Start of SUPPLIED MATERIAL

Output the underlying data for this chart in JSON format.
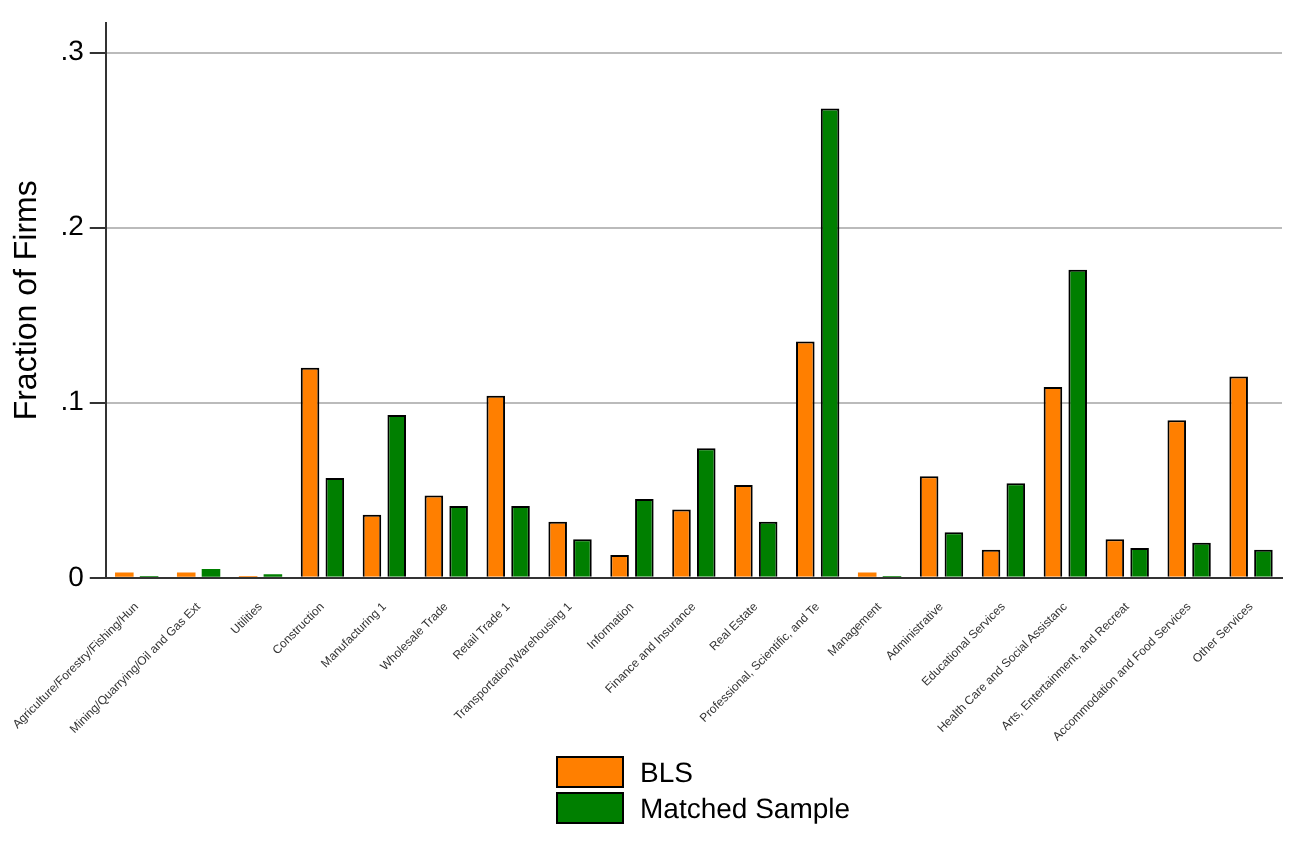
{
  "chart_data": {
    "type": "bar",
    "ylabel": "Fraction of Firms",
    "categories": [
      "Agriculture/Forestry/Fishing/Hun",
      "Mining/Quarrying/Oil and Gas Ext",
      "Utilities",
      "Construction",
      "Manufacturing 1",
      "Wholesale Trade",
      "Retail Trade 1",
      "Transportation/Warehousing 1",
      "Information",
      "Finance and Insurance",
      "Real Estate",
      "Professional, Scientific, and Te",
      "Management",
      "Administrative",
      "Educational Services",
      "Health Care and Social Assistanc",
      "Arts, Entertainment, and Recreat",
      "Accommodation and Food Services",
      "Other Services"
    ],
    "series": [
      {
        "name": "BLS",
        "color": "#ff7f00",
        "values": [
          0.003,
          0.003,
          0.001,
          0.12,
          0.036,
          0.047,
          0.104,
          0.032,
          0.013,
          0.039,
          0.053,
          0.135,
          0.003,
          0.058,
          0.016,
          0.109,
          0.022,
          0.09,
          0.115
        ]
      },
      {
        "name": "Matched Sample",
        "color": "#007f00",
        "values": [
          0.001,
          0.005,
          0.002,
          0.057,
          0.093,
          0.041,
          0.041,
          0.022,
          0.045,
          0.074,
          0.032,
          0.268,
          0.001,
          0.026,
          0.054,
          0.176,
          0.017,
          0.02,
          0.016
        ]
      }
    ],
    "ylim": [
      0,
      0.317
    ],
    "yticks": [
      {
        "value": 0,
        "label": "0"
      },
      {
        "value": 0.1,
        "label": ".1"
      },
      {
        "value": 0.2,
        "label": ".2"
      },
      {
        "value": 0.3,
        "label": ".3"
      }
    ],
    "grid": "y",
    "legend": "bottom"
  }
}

End of SUPPLIED MATERIAL

Reproduce the material above verbatim; omit every picture.

Output the underlying data for this chart in JSON format.
{
  "chart_data": {
    "type": "bar",
    "ylabel": "Fraction of Firms",
    "categories": [
      "Agriculture/Forestry/Fishing/Hun",
      "Mining/Quarrying/Oil and Gas Ext",
      "Utilities",
      "Construction",
      "Manufacturing 1",
      "Wholesale Trade",
      "Retail Trade 1",
      "Transportation/Warehousing 1",
      "Information",
      "Finance and Insurance",
      "Real Estate",
      "Professional, Scientific, and Te",
      "Management",
      "Administrative",
      "Educational Services",
      "Health Care and Social Assistanc",
      "Arts, Entertainment, and Recreat",
      "Accommodation and Food Services",
      "Other Services"
    ],
    "series": [
      {
        "name": "BLS",
        "color": "#ff7f00",
        "values": [
          0.003,
          0.003,
          0.001,
          0.12,
          0.036,
          0.047,
          0.104,
          0.032,
          0.013,
          0.039,
          0.053,
          0.135,
          0.003,
          0.058,
          0.016,
          0.109,
          0.022,
          0.09,
          0.115
        ]
      },
      {
        "name": "Matched Sample",
        "color": "#007f00",
        "values": [
          0.001,
          0.005,
          0.002,
          0.057,
          0.093,
          0.041,
          0.041,
          0.022,
          0.045,
          0.074,
          0.032,
          0.268,
          0.001,
          0.026,
          0.054,
          0.176,
          0.017,
          0.02,
          0.016
        ]
      }
    ],
    "ylim": [
      0,
      0.317
    ],
    "yticks": [
      {
        "value": 0,
        "label": "0"
      },
      {
        "value": 0.1,
        "label": ".1"
      },
      {
        "value": 0.2,
        "label": ".2"
      },
      {
        "value": 0.3,
        "label": ".3"
      }
    ],
    "grid": "y",
    "legend": "bottom"
  }
}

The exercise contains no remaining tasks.